### AIM:
Scan each line of the records for the word "general" and extract the ones that have it.

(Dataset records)
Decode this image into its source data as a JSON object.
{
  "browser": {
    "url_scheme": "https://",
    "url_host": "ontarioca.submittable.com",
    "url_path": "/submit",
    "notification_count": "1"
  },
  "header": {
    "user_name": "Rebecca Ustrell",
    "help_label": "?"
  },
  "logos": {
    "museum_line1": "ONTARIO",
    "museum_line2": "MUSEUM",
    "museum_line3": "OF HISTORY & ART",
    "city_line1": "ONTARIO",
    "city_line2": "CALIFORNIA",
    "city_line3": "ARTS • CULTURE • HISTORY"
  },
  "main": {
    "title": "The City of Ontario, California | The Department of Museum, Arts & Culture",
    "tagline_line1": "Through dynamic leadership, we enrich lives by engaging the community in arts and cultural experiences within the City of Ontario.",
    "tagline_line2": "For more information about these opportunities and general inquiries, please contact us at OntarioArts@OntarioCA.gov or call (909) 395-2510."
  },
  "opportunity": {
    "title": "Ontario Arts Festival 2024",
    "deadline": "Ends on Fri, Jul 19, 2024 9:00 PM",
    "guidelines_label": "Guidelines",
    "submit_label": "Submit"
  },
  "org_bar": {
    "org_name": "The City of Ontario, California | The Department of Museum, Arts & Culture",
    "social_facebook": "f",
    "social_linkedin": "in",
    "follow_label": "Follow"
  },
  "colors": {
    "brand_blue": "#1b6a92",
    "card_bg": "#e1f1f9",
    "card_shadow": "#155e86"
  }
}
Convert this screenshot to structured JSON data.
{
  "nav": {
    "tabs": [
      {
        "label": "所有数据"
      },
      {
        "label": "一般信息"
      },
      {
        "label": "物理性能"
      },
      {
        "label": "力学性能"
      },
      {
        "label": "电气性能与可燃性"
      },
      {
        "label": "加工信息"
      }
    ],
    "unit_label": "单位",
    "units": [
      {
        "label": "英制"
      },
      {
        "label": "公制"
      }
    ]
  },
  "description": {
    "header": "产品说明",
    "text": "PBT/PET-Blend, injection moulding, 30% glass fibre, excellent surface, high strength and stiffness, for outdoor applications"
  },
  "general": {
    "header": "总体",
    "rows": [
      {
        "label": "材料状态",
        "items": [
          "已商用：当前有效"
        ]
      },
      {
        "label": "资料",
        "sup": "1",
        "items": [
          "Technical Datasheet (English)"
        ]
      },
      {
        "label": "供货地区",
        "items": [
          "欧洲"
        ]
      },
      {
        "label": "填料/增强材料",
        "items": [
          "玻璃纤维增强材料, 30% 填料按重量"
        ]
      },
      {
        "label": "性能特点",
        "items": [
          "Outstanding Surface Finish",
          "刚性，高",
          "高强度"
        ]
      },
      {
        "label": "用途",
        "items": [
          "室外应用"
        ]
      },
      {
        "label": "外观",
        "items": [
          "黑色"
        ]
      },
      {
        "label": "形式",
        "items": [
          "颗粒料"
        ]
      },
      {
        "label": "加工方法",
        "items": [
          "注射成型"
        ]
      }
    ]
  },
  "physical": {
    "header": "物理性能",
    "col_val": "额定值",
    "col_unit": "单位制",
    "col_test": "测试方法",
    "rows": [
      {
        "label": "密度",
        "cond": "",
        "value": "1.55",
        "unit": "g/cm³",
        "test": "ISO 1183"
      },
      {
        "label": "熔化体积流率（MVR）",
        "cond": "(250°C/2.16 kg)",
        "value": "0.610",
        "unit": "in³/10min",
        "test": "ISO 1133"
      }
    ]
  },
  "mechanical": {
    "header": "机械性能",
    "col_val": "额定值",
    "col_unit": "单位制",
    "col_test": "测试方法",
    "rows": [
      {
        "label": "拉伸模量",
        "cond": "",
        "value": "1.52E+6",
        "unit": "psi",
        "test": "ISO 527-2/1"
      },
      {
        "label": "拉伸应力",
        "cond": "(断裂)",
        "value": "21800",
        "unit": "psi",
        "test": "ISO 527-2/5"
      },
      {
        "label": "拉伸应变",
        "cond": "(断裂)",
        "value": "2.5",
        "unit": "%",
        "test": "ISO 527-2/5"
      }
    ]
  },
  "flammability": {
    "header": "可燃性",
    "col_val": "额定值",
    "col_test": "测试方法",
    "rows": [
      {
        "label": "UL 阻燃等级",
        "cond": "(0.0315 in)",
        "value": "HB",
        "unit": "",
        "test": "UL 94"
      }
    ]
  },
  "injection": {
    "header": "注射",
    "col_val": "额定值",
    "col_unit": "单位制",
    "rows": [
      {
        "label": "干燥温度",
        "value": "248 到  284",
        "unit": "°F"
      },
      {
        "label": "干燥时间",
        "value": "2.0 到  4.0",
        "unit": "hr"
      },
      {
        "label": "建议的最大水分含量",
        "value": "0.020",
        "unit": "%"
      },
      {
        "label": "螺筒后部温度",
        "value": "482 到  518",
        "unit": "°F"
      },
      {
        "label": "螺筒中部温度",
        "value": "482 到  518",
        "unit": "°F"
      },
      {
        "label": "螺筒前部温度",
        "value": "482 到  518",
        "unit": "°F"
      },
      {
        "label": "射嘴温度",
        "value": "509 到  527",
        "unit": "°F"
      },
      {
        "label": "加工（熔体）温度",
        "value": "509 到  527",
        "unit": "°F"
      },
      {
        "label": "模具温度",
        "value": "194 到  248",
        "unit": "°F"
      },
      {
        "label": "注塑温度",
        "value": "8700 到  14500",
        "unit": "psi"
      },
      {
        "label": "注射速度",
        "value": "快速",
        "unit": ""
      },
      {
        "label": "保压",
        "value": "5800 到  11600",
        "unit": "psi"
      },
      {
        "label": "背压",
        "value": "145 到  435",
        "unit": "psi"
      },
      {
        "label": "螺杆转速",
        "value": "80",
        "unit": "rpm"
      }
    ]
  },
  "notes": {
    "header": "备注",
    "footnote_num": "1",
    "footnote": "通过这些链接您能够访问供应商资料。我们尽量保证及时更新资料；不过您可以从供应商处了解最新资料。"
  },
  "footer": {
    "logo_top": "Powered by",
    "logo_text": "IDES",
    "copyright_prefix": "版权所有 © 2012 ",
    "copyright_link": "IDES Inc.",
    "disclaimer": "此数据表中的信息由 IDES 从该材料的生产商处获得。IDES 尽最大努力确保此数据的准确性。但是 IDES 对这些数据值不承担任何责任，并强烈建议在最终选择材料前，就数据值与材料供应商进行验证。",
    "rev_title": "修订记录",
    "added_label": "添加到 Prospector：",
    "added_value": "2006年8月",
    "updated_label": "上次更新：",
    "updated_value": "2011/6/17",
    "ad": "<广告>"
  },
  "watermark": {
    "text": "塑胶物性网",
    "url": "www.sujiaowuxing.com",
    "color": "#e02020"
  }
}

### CORRECT ANSWER:
    "tagline_line2": "For more information about these opportunities and general inquiries, please contact us at OntarioArts@OntarioCA.gov or call (909) 395-2510."
  "general": {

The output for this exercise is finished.